- _CHALLENGE 1_: In the backup exercise, why should the condition check that the file exists before checking its last modification time, and why does placing both checks in an and avoid the error?

Because it's a sequence of imperatives, (first print the file's name then copy it), it's wrapped in a begin
You want to conditionally execute this imperative statement. Wouldn't it be convenient if we had a conditional specifically built for imperatives that allowed us to say "do this unless this is true"

Activity 1.2. Testing your new `backup!`

Testing with imperatives has been a mess in previous weeks, but now its even worse. Automated tests with files are quite complex because other programs on our computers might also be affecting the state of our directories at the same time. Instead of writing check-expects, you can test your fixed function by:

First running (backup! (string->path "test") (string->path "output"))
To see if it doesn’t doesn’t copy files unnecessarily, create a new file (either through ASL or through another application on your computer), such as new-file.txt, somewhere within the test directory. Rerun the command above, and verifying that new-file.txt gets copied into output, but none of the other files are re-copied
To verify it still copies files when it needs to, delete one of the files from output, and re-run the command. The deleted file should be re-copied.

Activity 1.3. Updating stale backups

Copy your fixed definition of backup! and make an identical function named backup-new! Now modify this new function to copy files that exist in the output directory, but have been modified in the original since they were last backed up.

In the previous question, we modified backup! to avoid making copies needlessly, but we made it too aggressive… now, if we make a backup and then change the original file, backup! wouldn’t copy the revised version into the output folder. We want to fix this in backup-new!.

Essentially you need to modify backup-new! to copy files when either:

The file does not exist in the backup directory (you did this in 1.1).
The file already exists in the backup directory, but the original file has been modified since the backup was created (i.e. the date modified of the original is larger than the date modified of the backup)

The file-or-directory-modify-seconds function will be very helpful here (checkout the File Operations Functions cheatsheet above)!

Hints

On Windows, copying a file gives it the same “Date Modified” as the original, so make sure you do not copy the file if the modification times are the same.
If you are getting the following error: file-or-directory-modify-seconds: error getting file/directory time ...system error: No such file or directory; errno=2
Remember that order matters in imperative code, and it’s important to check whether the file exists BEFORE you check when it was last modified. (You can’t ask the operating system for the date modified of a nonexistent file!) So you should structure your condition like this: (and (file-exists? ...) ...check last modification time...)
You won’t have to worry about the error, because and will evaluate conditions in order and bail early as soon as one condition returns false.

Activity 1.4. Testing `backup-new!`

To test this function:

Check for regressions by repeating all the tests from the backup! question, to make sure no previously working code has been broken.
Verify the new function re-copies files that have been modified: Modify one of the files in the origin test directory, for example, by editing test.txt, running backup-new! and checking to ensure the file was copied over.

Part 2. Searching for Files

Activity 2.1. `count-files`

Write a function, count-files, that takes the pathname of a directory as input and returns the number of files within the directory and all its subdirectories (and their subdirectories, recursively).

- _SUPPLIED MATERIAL_:
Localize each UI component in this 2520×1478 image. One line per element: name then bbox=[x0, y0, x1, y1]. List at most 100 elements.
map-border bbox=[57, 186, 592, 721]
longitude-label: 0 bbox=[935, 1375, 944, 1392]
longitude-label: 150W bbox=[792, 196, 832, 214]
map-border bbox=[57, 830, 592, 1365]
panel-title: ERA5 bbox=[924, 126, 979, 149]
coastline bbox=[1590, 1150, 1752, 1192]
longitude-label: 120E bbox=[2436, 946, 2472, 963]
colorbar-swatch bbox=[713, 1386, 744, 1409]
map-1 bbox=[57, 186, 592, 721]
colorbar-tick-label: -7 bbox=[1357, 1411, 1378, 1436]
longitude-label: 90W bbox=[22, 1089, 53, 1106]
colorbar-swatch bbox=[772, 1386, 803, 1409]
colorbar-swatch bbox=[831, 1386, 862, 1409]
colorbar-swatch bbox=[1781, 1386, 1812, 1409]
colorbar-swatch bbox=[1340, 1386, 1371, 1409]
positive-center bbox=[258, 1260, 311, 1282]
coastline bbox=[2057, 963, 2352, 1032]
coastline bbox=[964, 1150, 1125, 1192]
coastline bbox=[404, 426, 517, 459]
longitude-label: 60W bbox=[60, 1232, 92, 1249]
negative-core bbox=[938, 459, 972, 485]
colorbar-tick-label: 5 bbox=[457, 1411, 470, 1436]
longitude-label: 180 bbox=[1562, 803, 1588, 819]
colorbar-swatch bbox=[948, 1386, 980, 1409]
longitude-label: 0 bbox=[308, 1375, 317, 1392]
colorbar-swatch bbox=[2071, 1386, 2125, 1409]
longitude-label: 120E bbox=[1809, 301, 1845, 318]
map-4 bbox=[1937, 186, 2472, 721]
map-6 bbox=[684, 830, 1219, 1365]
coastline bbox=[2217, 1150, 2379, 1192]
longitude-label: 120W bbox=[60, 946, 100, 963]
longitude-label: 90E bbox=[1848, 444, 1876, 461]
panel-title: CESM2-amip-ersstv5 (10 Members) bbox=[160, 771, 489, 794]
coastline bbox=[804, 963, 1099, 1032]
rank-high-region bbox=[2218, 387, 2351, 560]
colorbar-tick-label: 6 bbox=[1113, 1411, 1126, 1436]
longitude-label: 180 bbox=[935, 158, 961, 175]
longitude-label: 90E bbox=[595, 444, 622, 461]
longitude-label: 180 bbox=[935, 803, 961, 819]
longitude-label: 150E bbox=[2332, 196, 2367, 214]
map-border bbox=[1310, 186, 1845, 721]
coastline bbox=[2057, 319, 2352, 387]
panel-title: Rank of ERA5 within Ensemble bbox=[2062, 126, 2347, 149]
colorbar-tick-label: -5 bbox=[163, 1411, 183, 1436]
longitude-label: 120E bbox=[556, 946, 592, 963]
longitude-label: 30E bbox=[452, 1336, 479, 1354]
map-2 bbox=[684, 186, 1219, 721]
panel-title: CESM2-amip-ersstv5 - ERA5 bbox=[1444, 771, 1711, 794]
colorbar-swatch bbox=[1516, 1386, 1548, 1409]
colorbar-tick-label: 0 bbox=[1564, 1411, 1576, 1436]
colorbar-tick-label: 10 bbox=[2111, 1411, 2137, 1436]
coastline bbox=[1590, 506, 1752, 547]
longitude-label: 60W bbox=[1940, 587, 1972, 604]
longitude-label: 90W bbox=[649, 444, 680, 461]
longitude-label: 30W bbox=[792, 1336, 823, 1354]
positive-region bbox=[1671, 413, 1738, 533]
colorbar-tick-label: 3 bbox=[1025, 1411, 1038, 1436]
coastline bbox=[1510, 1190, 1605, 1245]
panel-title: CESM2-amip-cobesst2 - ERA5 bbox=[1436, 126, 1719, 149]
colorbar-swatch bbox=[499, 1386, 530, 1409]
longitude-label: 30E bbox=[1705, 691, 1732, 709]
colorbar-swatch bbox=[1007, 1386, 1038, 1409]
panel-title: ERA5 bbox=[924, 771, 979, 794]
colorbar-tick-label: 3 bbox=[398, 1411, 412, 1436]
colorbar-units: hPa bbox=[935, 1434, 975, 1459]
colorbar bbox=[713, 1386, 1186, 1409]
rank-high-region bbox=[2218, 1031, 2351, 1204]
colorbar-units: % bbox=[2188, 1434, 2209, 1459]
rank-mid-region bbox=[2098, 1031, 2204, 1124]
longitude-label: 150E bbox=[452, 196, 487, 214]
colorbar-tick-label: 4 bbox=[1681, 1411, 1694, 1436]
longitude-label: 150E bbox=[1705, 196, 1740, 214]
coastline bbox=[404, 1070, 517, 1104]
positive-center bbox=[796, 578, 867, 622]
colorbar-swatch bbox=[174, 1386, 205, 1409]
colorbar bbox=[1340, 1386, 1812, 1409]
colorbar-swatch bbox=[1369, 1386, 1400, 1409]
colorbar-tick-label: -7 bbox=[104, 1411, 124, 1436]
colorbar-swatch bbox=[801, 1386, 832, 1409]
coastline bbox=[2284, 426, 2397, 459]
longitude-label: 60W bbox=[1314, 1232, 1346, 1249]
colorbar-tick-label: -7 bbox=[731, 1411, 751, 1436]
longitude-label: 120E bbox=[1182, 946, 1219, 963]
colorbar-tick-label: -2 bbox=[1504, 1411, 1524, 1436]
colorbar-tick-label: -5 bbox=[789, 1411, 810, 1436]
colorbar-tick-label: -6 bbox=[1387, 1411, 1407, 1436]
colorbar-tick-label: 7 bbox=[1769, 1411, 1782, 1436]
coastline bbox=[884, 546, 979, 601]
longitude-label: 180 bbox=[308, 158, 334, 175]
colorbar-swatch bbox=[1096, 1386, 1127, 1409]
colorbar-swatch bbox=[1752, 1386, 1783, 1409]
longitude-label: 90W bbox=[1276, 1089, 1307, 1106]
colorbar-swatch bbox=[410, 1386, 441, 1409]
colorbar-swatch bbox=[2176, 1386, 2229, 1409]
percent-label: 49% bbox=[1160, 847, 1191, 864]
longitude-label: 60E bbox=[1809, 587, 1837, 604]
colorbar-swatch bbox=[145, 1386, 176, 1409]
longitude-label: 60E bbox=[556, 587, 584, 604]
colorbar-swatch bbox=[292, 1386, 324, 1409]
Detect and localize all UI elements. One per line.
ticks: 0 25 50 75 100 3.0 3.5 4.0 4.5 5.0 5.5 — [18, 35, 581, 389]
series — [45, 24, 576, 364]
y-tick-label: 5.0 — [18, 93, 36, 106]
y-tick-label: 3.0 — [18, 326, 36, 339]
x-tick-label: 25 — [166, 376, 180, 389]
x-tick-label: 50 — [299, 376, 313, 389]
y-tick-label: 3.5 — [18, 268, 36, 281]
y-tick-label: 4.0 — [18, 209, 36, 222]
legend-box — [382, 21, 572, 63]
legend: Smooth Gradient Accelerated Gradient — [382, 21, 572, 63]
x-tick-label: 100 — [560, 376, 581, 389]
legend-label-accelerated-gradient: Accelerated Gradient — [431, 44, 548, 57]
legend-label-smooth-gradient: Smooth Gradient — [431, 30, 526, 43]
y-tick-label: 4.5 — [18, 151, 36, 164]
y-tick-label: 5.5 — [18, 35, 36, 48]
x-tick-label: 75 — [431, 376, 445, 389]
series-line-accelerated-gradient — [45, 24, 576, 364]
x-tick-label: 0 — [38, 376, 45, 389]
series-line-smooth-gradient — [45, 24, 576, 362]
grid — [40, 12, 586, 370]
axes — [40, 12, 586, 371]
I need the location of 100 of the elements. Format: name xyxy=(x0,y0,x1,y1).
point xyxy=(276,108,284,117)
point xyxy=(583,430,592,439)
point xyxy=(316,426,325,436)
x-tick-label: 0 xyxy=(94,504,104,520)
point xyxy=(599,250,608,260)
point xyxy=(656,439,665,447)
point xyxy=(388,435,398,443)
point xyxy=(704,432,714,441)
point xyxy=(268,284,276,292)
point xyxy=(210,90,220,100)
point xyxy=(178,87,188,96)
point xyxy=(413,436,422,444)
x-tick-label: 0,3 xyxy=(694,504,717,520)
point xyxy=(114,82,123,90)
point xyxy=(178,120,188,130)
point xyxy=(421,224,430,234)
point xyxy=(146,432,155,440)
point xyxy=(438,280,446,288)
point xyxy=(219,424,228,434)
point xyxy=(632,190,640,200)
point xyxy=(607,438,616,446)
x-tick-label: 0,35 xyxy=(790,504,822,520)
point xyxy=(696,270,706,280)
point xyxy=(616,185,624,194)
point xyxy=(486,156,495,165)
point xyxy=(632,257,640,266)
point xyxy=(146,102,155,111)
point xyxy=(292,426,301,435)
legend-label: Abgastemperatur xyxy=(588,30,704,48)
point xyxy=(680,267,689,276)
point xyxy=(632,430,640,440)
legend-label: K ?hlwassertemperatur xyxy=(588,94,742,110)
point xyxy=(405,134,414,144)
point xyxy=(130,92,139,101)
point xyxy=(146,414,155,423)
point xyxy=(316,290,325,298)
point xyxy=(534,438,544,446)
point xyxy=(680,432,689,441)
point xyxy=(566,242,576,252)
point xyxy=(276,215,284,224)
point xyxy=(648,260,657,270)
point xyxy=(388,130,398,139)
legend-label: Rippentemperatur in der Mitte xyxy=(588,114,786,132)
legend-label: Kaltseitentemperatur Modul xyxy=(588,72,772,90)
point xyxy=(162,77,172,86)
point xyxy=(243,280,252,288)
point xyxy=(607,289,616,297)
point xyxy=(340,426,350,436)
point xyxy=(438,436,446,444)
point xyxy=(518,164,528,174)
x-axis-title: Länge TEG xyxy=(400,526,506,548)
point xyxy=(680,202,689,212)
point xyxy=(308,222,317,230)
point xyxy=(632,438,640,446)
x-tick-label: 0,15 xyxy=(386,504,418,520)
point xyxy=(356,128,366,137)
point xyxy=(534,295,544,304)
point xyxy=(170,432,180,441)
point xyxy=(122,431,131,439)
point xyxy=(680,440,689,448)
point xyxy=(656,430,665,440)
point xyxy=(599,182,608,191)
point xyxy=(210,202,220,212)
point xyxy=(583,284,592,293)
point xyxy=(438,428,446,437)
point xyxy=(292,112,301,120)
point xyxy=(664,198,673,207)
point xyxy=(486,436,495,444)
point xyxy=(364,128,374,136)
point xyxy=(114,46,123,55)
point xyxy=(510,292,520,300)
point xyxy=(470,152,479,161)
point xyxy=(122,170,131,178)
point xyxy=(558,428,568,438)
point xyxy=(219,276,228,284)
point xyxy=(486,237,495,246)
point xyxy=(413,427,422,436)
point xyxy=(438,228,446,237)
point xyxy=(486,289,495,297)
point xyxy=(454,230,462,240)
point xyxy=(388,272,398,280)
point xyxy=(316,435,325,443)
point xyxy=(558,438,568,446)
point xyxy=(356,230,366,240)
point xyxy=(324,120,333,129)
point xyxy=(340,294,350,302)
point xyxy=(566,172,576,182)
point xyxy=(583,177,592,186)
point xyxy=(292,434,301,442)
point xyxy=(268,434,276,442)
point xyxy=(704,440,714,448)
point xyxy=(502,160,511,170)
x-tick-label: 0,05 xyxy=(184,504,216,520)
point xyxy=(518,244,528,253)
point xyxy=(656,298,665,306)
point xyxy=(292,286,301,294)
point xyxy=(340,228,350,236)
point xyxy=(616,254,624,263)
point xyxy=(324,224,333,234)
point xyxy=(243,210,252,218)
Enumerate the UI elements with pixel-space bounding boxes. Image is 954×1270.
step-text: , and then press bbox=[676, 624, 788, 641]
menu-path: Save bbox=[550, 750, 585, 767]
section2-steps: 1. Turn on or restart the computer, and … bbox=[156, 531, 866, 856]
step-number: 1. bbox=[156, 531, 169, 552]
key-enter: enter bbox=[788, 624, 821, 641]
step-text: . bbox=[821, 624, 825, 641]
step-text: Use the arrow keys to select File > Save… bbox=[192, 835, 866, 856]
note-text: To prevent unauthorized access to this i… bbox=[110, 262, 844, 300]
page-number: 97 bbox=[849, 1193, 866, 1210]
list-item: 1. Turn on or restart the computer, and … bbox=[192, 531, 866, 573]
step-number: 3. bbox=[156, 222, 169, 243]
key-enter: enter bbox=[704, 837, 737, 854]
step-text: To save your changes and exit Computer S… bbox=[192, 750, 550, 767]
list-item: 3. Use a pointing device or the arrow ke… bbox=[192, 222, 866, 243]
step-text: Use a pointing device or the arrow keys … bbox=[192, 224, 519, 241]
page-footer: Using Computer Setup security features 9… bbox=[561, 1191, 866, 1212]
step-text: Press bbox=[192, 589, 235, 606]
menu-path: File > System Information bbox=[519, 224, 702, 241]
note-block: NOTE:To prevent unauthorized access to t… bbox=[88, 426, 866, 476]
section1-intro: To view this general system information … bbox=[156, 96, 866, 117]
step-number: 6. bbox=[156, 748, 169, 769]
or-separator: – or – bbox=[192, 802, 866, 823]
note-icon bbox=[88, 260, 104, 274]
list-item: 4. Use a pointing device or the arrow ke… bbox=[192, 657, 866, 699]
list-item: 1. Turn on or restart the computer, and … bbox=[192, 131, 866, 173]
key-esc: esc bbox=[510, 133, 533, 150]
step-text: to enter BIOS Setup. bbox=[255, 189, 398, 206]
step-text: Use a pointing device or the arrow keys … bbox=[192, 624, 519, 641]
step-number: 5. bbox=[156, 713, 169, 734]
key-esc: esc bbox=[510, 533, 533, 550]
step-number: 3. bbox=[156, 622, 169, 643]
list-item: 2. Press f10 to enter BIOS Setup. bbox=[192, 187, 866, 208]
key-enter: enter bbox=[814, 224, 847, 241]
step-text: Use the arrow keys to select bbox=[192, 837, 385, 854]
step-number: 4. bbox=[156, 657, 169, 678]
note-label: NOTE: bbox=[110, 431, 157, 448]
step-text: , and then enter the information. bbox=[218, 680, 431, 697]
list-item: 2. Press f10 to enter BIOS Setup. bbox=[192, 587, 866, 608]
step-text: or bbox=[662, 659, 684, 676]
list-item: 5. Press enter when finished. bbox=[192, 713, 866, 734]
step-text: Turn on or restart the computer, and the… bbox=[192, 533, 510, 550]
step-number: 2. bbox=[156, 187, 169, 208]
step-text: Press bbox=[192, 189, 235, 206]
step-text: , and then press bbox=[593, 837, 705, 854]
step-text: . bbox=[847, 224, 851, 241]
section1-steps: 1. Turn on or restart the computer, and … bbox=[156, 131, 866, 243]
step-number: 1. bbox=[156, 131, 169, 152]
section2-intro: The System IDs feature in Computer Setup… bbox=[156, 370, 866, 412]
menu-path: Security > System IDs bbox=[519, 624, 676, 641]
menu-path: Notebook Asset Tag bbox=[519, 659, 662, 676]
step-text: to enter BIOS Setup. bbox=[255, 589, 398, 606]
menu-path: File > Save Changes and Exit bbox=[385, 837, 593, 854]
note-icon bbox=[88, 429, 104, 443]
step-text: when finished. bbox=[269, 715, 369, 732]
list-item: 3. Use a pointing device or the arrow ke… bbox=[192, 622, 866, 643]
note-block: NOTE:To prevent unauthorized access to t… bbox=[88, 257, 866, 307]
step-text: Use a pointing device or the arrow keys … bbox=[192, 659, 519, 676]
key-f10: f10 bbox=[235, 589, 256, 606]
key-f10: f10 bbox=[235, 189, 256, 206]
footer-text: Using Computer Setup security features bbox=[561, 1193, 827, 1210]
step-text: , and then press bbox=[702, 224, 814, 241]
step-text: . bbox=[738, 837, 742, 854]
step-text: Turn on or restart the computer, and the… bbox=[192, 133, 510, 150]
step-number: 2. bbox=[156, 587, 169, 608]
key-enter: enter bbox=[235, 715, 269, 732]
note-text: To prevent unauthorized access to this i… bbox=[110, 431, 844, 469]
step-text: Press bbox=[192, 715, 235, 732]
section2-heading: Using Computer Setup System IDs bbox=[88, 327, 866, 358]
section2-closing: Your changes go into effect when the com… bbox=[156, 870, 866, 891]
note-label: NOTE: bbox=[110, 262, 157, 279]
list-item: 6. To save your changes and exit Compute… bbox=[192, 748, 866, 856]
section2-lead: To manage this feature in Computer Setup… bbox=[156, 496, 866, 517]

- _CHALLENGE 2_: Echo the listing from its first line through the line containing "longitude-label: 90W bbox=[22, 1089, 53, 1106]", with both ends included.

- _RIGHT ANSWER 1_: The operating system cannot report the modification date of a file that does not exist, so checking the time first can produce an error. In an and, the conditions are evaluated in order and evaluation stops as soon as one returns false. If the file does not exist, the time check never runs.

- _RIGHT ANSWER 2_:
Localize each UI component in this 2520×1478 image. One line per element: name then bbox=[x0, y0, x1, y1]. List at most 100 elements.
map-border bbox=[57, 186, 592, 721]
longitude-label: 0 bbox=[935, 1375, 944, 1392]
longitude-label: 150W bbox=[792, 196, 832, 214]
map-border bbox=[57, 830, 592, 1365]
panel-title: ERA5 bbox=[924, 126, 979, 149]
coastline bbox=[1590, 1150, 1752, 1192]
longitude-label: 120E bbox=[2436, 946, 2472, 963]
colorbar-swatch bbox=[713, 1386, 744, 1409]
map-1 bbox=[57, 186, 592, 721]
colorbar-tick-label: -7 bbox=[1357, 1411, 1378, 1436]
longitude-label: 90W bbox=[22, 1089, 53, 1106]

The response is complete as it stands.